* **AIM**
Omit all pictures, then retype the data exactly as given.

* **STORED DATA**
☆ ☆ ☆ ☆ ☆ ☆ ☆
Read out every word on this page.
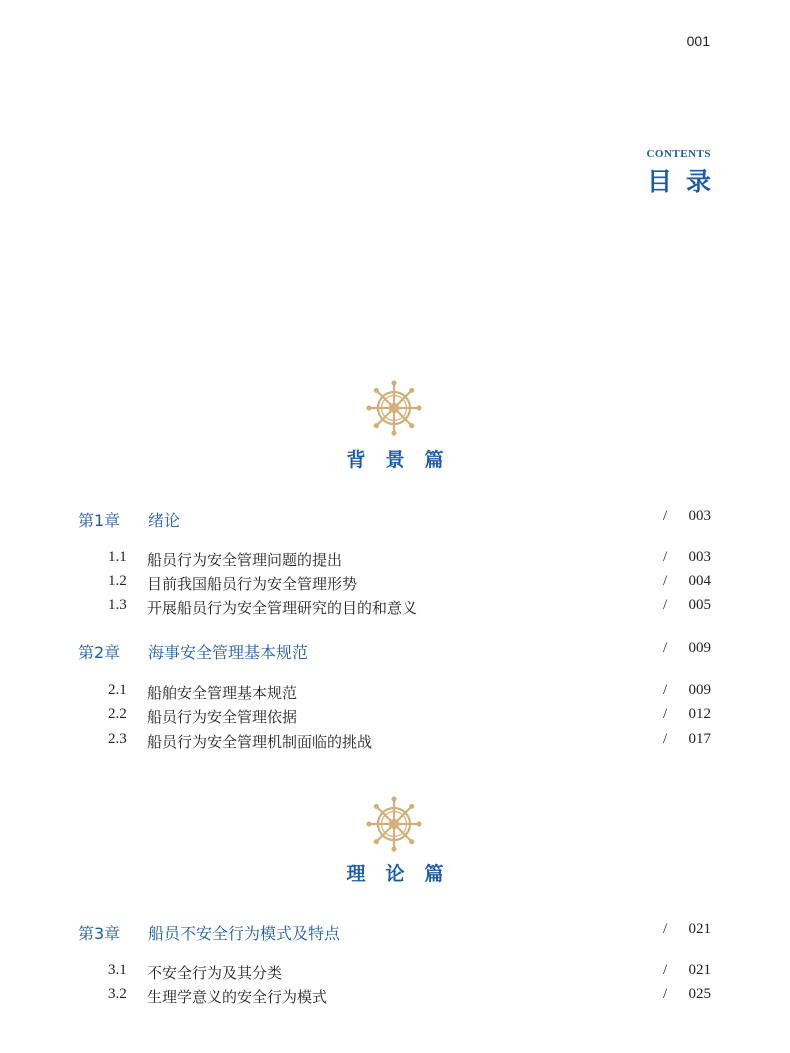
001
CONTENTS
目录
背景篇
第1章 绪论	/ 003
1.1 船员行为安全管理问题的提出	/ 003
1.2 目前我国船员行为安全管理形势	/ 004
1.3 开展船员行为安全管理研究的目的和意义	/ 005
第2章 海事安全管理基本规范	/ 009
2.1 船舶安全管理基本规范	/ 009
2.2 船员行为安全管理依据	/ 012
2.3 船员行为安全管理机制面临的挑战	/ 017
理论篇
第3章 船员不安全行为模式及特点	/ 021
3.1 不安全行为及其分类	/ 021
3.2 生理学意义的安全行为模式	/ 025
☆ ☆ ☆ ☆ ☆ ☆ ☆
* **EXERCISE ANSWER**
Read out every word on this page.
001
CONTENTS
目录
背景篇
第1章 绪论	/ 003
1.1 船员行为安全管理问题的提出	/ 003
1.2 目前我国船员行为安全管理形势	/ 004
1.3 开展船员行为安全管理研究的目的和意义	/ 005
第2章 海事安全管理基本规范	/ 009
2.1 船舶安全管理基本规范	/ 009
2.2 船员行为安全管理依据	/ 012
2.3 船员行为安全管理机制面临的挑战	/ 017
理论篇
第3章 船员不安全行为模式及特点	/ 021
3.1 不安全行为及其分类	/ 021
3.2 生理学意义的安全行为模式	/ 025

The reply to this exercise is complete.